Objective: Find the line containing "What's the underlying". Reproduce it and every line after it up to the end of the records, exactly as written.
___ Listing ___
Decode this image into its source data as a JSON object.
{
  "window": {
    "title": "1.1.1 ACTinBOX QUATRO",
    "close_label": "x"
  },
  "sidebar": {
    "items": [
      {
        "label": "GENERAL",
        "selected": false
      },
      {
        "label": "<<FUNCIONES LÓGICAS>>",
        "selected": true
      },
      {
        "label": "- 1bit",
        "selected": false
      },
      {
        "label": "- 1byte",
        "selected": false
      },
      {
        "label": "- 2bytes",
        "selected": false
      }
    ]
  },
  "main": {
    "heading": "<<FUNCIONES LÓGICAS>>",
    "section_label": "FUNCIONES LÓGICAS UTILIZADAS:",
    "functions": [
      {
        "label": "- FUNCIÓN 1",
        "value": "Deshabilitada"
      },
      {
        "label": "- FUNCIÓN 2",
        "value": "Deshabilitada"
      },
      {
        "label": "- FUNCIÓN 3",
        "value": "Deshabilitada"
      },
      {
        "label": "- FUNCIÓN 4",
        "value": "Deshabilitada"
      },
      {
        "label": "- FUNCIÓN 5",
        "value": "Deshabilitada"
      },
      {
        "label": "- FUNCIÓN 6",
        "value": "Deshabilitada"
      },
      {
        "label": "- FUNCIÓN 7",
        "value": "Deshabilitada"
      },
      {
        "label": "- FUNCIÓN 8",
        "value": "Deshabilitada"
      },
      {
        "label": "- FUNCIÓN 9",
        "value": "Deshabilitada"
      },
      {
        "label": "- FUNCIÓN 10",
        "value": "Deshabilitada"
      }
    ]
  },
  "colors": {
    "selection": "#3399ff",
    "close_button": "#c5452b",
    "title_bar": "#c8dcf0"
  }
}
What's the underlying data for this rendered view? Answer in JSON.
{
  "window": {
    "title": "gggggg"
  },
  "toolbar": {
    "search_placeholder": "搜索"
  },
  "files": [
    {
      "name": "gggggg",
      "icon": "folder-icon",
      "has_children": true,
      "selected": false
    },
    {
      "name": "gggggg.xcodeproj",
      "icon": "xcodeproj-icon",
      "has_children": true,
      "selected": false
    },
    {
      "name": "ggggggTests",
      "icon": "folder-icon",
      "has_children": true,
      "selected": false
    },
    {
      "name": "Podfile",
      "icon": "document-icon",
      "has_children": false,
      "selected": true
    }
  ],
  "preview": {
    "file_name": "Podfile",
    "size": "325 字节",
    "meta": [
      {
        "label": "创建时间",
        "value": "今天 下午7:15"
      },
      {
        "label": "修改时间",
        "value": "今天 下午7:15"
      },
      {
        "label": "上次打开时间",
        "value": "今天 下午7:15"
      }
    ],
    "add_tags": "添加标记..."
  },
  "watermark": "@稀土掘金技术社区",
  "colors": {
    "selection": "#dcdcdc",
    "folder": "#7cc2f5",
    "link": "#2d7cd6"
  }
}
___
Result for this exercise:
What's the underlying data for this rendered view? Answer in JSON.
{
  "window": {
    "title": "gggggg"
  },
  "toolbar": {
    "search_placeholder": "搜索"
  },
  "files": [
    {
      "name": "gggggg",
      "icon": "folder-icon",
      "has_children": true,
      "selected": false
    },
    {
      "name": "gggggg.xcodeproj",
      "icon": "xcodeproj-icon",
      "has_children": true,
      "selected": false
    },
    {
      "name": "ggggggTests",
      "icon": "folder-icon",
      "has_children": true,
      "selected": false
    },
    {
      "name": "Podfile",
      "icon": "document-icon",
      "has_children": false,
      "selected": true
    }
  ],
  "preview": {
    "file_name": "Podfile",
    "size": "325 字节",
    "meta": [
      {
        "label": "创建时间",
        "value": "今天 下午7:15"
      },
      {
        "label": "修改时间",
        "value": "今天 下午7:15"
      },
      {
        "label": "上次打开时间",
        "value": "今天 下午7:15"
      }
    ],
    "add_tags": "添加标记..."
  },
  "watermark": "@稀土掘金技术社区",
  "colors": {
    "selection": "#dcdcdc",
    "folder": "#7cc2f5",
    "link": "#2d7cd6"
  }
}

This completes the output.